## Exercises to complete:
1 - Return, word for word, the part of the forum excerpt that opens with the words containing "I have spent" and closes with "made to it.".
2 - Summarize the forum excerpt in two sentences.
3 - In the forum excerpt, who filled out Jasper Blair's 1902 pension application?

## Passage for review:

I have spent a few night on the "angle" and was there when the folks from ILL came down to re-dedicate the monument and the repairs that had been made to it.
 

Chattahooch33

Sergeant Major
Annual Winner
Joined
Oct 4, 2013
Location
Cobb's Legion Country - Bowdon, Ga.
CheathamHill, a technical question for you:
I think I satisfied myself as to this, but when I saw on my G-G-Grandfather Jasper Blair's 1902 pension application, Lightly wounded in the hip at Tennesaw Mountains[ SIC ] ( filled out by a parish clerk as Jasper was illiterate ) I immediately looked at all the maps I could find of the battle; every one shows Lowrey's Brigade in a different location - only one shows it at the head of Wagner's brigade assault where I think it must've actually been. I think I finally found somewhere that Lowery was in reserve, so no doubt the exact placement of his brigade in the line-of-battle is conjectural. I decided it was likely someplace in the vicinity of the modern Texas State Monument, which seems to me to be a little too far south to be on Granbury's actual position; any thoughts on this?

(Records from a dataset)
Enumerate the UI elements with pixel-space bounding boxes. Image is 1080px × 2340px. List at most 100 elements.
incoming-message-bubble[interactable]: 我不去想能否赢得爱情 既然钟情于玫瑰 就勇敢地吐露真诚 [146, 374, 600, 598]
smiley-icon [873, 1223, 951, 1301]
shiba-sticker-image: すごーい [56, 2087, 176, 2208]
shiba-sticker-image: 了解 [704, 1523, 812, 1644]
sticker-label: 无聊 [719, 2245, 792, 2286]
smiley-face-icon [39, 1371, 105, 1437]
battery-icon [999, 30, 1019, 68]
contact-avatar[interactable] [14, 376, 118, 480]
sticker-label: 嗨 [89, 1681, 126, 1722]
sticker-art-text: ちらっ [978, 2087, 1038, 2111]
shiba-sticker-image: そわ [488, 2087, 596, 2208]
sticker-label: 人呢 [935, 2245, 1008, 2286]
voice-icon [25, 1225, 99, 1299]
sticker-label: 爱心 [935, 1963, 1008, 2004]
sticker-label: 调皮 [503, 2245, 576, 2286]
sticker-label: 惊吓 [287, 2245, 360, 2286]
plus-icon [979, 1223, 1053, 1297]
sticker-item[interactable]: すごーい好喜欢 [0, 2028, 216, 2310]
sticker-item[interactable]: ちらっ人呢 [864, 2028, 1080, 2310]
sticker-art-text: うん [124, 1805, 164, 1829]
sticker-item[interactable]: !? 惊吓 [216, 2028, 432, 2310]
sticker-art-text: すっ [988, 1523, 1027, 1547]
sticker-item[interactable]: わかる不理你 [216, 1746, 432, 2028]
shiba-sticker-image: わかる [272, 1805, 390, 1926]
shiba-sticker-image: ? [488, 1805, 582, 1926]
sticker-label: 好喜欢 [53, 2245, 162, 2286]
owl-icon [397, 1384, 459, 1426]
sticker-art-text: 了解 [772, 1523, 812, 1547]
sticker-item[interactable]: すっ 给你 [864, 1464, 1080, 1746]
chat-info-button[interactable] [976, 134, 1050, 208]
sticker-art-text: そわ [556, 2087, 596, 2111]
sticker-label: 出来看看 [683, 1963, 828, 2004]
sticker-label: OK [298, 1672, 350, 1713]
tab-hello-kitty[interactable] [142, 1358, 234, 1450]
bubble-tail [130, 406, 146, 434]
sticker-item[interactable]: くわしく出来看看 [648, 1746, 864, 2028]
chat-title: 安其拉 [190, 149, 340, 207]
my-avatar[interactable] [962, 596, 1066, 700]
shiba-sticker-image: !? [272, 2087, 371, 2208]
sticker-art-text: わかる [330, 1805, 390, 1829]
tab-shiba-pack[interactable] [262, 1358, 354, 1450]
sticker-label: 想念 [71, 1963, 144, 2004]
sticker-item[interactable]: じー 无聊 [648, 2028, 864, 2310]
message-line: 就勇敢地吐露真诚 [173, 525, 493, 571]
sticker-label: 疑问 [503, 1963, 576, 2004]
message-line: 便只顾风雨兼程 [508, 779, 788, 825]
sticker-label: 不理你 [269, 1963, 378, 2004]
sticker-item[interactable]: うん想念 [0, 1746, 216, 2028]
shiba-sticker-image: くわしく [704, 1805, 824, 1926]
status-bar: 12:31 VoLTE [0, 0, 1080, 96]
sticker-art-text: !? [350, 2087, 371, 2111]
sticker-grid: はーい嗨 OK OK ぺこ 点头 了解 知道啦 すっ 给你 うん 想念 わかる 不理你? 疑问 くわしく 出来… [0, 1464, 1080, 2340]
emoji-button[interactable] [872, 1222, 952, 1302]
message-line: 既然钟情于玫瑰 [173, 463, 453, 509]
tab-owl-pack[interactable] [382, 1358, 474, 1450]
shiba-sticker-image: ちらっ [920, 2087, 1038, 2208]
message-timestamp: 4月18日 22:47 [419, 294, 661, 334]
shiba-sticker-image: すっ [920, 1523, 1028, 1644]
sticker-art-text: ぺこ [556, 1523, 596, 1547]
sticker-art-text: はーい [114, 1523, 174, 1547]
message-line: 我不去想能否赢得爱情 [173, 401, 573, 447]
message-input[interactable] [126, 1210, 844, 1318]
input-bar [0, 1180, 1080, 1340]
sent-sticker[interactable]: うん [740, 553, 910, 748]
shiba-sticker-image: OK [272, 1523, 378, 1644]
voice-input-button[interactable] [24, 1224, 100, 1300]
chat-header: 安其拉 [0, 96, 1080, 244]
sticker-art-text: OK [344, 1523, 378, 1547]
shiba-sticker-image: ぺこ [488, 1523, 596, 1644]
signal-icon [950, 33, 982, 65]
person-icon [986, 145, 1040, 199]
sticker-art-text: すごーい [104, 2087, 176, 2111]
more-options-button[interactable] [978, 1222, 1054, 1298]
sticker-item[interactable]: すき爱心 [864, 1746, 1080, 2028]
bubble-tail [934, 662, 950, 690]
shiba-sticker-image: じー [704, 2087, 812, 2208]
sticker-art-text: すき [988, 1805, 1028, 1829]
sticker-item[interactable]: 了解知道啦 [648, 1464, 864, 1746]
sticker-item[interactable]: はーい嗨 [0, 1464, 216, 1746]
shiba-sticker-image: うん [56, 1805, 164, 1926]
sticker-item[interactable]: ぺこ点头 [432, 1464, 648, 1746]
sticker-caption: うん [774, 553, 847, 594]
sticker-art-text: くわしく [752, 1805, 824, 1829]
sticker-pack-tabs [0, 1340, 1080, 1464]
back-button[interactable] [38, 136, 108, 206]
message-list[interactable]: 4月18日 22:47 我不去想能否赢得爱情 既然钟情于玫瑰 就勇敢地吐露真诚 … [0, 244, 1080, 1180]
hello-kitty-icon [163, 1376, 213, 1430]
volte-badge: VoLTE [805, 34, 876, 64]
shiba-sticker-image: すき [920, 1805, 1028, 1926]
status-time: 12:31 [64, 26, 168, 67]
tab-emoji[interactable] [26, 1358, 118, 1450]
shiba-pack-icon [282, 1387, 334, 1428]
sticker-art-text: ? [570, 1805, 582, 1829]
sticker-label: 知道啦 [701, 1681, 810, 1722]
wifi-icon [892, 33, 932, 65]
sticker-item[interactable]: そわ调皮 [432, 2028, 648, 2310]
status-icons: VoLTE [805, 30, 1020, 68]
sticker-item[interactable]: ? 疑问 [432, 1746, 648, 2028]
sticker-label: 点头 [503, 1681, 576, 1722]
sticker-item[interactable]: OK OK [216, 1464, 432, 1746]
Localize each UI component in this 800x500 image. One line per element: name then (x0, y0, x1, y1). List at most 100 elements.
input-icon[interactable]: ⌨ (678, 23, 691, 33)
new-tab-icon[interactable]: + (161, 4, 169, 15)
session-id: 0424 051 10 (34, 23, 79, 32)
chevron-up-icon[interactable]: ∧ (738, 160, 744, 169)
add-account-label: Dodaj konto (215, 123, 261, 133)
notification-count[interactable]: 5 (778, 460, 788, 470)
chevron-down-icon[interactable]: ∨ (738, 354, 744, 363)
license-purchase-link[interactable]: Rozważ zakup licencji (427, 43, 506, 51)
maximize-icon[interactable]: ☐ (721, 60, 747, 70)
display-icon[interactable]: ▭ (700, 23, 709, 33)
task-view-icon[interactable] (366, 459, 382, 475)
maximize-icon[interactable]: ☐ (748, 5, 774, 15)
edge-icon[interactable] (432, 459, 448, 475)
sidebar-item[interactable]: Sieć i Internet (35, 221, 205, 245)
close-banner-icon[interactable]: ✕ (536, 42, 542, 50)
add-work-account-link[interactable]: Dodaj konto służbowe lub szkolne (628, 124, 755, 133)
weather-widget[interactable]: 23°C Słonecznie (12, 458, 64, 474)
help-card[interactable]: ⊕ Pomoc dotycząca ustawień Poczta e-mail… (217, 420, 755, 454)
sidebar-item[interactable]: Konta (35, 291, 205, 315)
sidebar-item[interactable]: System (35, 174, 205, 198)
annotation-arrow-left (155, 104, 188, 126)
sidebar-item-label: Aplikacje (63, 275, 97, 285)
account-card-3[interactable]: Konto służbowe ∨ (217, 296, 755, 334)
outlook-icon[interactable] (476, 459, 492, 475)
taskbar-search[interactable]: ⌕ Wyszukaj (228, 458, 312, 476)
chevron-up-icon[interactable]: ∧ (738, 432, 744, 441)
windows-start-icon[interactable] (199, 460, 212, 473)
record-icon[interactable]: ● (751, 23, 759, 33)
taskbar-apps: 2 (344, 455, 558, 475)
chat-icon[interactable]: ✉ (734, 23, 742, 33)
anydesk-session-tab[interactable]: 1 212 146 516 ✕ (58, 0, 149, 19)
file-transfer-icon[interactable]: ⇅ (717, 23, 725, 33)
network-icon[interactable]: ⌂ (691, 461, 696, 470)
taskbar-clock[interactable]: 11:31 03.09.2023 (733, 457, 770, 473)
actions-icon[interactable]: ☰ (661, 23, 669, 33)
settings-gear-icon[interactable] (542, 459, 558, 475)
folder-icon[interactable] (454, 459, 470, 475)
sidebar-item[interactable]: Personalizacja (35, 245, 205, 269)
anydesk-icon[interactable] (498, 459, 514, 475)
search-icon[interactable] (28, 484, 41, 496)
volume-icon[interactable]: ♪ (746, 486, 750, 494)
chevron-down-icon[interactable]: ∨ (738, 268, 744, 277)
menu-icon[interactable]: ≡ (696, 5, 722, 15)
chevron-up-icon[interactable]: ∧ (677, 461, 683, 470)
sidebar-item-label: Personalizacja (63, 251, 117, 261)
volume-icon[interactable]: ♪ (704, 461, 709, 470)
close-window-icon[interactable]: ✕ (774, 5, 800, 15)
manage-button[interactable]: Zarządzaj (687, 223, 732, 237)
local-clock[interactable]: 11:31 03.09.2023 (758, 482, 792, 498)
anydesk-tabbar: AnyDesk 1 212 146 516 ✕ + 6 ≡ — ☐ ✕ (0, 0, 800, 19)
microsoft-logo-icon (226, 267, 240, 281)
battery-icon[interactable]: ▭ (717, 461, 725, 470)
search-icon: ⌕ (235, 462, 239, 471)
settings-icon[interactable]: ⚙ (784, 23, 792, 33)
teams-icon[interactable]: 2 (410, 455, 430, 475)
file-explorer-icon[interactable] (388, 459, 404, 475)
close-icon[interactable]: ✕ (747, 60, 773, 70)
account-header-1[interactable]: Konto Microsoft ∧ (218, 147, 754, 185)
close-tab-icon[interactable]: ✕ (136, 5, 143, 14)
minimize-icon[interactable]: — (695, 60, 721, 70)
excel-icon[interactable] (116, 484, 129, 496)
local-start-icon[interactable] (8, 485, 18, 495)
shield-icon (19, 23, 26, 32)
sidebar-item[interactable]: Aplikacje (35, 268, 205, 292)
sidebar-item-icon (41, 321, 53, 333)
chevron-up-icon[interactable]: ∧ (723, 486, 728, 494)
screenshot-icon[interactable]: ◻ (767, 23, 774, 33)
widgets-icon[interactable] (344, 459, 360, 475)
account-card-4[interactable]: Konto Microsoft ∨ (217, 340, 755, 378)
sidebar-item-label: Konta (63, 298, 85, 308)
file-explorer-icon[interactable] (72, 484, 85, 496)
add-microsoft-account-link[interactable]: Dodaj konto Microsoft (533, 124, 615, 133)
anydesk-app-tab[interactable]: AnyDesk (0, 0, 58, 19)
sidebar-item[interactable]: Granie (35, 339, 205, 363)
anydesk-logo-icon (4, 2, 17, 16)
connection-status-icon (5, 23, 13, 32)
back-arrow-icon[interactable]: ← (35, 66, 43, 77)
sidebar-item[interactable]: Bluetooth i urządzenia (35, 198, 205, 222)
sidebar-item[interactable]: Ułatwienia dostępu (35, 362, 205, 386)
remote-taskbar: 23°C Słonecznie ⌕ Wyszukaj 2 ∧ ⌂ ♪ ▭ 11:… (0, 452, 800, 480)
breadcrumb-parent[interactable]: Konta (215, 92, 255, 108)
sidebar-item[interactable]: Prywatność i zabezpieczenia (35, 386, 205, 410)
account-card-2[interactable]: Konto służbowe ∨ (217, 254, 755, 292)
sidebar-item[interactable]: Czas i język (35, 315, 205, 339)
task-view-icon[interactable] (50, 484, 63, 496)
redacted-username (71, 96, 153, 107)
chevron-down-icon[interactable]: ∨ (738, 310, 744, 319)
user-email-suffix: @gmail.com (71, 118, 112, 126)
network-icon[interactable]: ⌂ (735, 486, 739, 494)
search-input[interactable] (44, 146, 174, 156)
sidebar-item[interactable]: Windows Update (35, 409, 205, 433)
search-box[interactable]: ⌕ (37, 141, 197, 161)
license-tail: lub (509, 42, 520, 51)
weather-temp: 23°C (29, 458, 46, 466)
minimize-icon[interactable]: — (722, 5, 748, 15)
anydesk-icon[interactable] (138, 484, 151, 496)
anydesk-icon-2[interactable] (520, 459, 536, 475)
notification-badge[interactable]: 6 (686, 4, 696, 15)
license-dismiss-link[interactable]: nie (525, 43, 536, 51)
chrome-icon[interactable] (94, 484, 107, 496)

## Results for the exercise:
1 -
I have spent a few night on the "angle" and was there when the folks from ILL came down to re-dedicate the monument and the repairs that had been made to it.

2 - One poster says they spent a few nights on the "angle" and were there when people from ILL re-dedicated the monument and its repairs. Another poster, Chattahooch33, tells CheathamHill that a 1902 pension application says an ancestor, Jasper Blair, was lightly wounded in the hip at Kennesaw Mountain, and asks for thoughts on placing Lowrey's Brigade near the modern Texas State Monument, since the maps disagree and the brigade's exact position seems to be a guess.

3 - A parish clerk filled it out, because Jasper was illiterate.